(Stored data entries)
** begin **

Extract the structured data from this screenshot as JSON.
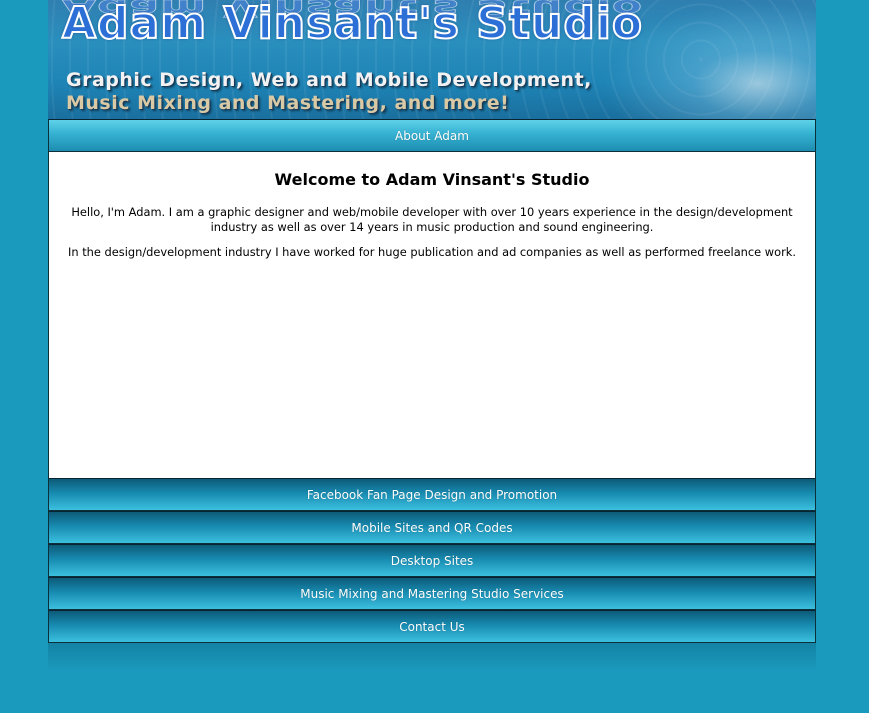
{
  "banner": {
    "title": "Adam Vinsant's Studio",
    "line1": "Graphic Design, Web and Mobile Development,",
    "line2": "Music Mixing and Mastering, and more!"
  },
  "nav_top": {
    "label": "About Adam"
  },
  "content": {
    "heading": "Welcome to Adam Vinsant's Studio",
    "paragraph1": "Hello, I'm Adam. I am a graphic designer and web/mobile developer with over 10 years experience in the design/development industry as well as over 14 years in music production and sound engineering.",
    "paragraph2": "In the design/development industry I have worked for huge publication and ad companies as well as performed freelance work."
  },
  "nav_items": [
    {
      "label": "Facebook Fan Page Design and Promotion"
    },
    {
      "label": "Mobile Sites and QR Codes"
    },
    {
      "label": "Desktop Sites"
    },
    {
      "label": "Music Mixing and Mastering Studio Services"
    },
    {
      "label": "Contact Us"
    }
  ],
  "colors": {
    "background": "#1a9abd",
    "nav_active": "#39b4d4",
    "nav_item": "#178ab0"
  }
}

** end **

[Short problem]: Each line in the entries above that includes the string "Sites" should be extracted.

[The completed task]:
      "label": "Mobile Sites and QR Codes"
      "label": "Desktop Sites"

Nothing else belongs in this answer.